- WORK TO COMPLETE
Locate all lines with the word "Sport". Copy them.

- Rows from a dataset
◆ ◆ ◆

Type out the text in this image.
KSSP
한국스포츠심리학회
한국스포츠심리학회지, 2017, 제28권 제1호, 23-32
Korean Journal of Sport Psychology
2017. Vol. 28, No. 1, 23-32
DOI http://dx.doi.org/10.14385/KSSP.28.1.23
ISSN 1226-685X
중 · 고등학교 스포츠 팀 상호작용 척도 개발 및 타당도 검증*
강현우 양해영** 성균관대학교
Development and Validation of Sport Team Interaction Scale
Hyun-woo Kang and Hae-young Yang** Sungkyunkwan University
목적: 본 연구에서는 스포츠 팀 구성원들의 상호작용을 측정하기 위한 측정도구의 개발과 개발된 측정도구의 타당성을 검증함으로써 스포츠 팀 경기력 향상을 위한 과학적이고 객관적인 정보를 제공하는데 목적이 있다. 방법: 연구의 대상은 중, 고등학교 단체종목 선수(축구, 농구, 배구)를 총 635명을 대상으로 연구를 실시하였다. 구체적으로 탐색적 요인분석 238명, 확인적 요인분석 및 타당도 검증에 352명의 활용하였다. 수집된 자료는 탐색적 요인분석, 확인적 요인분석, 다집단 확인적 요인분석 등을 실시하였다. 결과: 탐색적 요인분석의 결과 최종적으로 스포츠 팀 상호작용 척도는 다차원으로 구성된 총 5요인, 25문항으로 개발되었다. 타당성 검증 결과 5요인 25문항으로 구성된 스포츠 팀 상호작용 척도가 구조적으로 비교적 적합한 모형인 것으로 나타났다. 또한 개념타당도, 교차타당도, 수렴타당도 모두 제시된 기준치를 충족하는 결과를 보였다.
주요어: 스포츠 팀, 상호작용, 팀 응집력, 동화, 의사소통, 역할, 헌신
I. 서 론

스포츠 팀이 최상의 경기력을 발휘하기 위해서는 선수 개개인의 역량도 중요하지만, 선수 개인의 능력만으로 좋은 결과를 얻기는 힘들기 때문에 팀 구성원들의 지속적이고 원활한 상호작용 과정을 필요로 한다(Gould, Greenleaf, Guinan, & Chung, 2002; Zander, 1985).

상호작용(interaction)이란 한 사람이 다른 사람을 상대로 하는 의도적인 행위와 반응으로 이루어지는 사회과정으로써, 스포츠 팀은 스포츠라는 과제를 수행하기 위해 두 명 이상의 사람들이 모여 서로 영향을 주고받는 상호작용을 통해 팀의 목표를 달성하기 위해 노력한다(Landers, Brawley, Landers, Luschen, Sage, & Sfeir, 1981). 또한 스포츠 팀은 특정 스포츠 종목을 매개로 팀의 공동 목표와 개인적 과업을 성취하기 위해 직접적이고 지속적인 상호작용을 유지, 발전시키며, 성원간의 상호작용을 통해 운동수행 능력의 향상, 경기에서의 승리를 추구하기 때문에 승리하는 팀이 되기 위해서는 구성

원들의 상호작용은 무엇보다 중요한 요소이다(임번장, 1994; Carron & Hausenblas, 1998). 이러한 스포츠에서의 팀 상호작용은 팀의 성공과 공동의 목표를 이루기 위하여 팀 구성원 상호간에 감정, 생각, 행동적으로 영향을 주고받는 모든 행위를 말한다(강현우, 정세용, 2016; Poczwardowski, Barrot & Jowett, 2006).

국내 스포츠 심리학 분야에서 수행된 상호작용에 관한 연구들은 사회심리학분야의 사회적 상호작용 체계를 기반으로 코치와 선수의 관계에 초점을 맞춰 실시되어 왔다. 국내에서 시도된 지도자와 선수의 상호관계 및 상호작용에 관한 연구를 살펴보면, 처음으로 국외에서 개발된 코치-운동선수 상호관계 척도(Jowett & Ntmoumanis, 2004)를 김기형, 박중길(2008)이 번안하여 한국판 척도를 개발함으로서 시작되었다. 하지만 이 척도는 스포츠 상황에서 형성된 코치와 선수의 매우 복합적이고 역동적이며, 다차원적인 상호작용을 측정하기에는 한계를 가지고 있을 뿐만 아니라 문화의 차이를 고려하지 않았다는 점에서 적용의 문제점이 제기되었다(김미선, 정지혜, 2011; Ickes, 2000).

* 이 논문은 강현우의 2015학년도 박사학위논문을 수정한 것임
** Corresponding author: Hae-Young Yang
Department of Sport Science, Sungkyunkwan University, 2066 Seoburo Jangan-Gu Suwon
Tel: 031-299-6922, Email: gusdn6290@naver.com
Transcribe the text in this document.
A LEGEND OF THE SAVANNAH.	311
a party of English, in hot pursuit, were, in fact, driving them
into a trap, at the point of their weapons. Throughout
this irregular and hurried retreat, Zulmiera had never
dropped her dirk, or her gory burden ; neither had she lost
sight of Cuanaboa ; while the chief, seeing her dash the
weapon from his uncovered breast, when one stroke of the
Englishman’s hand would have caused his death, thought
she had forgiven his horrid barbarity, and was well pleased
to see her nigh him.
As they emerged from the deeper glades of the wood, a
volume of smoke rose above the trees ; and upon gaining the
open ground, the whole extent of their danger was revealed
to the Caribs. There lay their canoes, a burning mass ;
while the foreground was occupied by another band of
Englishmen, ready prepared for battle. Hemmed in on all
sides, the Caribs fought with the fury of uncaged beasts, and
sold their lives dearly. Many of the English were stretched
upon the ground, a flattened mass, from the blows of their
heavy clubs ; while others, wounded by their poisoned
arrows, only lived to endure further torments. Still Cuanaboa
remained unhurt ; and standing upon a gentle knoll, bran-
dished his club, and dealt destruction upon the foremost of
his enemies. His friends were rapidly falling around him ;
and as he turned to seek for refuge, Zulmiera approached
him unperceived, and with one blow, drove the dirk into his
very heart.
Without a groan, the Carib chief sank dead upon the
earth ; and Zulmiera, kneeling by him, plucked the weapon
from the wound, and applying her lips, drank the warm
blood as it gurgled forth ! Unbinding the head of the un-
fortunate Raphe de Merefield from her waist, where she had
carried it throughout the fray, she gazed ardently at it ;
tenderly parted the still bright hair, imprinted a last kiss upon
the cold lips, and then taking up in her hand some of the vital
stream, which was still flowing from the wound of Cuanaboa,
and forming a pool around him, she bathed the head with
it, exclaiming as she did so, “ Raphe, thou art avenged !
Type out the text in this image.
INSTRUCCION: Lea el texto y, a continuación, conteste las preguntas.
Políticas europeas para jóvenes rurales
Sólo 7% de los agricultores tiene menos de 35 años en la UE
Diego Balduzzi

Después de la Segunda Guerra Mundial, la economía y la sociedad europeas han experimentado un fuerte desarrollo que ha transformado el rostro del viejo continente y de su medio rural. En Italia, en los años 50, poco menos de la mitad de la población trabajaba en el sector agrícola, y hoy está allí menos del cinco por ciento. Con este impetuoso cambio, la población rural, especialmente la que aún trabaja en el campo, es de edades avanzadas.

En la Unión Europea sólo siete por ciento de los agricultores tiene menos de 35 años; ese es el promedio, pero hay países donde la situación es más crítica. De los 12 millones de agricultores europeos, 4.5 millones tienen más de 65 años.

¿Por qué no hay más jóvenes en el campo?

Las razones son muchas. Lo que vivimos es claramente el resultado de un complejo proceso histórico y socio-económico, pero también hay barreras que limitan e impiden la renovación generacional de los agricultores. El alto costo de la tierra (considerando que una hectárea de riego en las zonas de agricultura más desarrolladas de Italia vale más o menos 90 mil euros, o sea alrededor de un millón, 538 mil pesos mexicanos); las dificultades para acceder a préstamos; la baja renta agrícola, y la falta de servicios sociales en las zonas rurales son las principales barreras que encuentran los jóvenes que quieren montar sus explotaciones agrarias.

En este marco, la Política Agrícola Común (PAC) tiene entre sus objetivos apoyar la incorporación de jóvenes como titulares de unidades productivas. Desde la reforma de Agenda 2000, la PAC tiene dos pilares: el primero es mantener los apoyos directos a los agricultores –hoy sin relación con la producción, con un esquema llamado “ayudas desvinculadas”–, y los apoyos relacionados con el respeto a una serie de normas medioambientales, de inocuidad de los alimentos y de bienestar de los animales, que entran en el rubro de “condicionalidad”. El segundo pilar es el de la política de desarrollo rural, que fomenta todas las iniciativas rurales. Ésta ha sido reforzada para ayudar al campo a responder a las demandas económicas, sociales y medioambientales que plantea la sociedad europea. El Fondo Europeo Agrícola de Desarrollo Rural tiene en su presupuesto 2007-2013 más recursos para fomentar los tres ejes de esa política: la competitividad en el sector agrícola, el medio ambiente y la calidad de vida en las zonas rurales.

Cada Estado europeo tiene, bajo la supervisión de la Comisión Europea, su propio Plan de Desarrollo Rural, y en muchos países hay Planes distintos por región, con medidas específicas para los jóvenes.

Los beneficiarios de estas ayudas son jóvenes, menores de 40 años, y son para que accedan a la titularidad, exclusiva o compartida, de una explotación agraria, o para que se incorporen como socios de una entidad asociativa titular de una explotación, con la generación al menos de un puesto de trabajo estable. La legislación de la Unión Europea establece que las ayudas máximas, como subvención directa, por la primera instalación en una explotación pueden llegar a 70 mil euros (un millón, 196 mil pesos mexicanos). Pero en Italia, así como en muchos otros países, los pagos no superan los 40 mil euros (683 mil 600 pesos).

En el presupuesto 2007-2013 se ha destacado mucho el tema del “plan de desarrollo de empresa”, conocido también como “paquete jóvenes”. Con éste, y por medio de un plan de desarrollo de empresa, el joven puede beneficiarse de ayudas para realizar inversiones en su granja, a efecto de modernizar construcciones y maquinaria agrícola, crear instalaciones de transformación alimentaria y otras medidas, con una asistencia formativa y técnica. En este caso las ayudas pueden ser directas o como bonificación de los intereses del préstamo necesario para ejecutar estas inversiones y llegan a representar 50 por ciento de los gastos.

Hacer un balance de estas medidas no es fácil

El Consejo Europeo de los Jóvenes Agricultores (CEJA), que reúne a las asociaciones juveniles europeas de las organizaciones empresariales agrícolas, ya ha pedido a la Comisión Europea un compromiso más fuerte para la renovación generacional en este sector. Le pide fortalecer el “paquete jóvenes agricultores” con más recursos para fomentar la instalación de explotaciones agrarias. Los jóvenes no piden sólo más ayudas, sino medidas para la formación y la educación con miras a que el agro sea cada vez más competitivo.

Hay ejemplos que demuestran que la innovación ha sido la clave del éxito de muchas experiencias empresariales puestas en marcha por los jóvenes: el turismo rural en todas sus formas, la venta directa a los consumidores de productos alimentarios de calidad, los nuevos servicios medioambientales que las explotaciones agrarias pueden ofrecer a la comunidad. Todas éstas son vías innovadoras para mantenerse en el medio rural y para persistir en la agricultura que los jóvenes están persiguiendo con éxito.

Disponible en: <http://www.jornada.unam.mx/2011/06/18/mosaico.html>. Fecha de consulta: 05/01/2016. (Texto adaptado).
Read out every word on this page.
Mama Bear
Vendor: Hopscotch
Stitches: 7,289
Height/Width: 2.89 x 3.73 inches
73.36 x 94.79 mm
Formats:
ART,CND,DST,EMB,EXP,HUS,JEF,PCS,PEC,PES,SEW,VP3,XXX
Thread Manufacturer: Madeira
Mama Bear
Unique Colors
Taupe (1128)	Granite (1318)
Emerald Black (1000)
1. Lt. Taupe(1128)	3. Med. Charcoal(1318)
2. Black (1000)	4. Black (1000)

◆ ◆ ◆

- WRITTEN ANSWER
Korean Journal of Sport Psychology
Development and Validation of Sport Team Interaction Scale
Department of Sport Science, Sungkyunkwan University, 2066 Seoburo Jangan-Gu Suwon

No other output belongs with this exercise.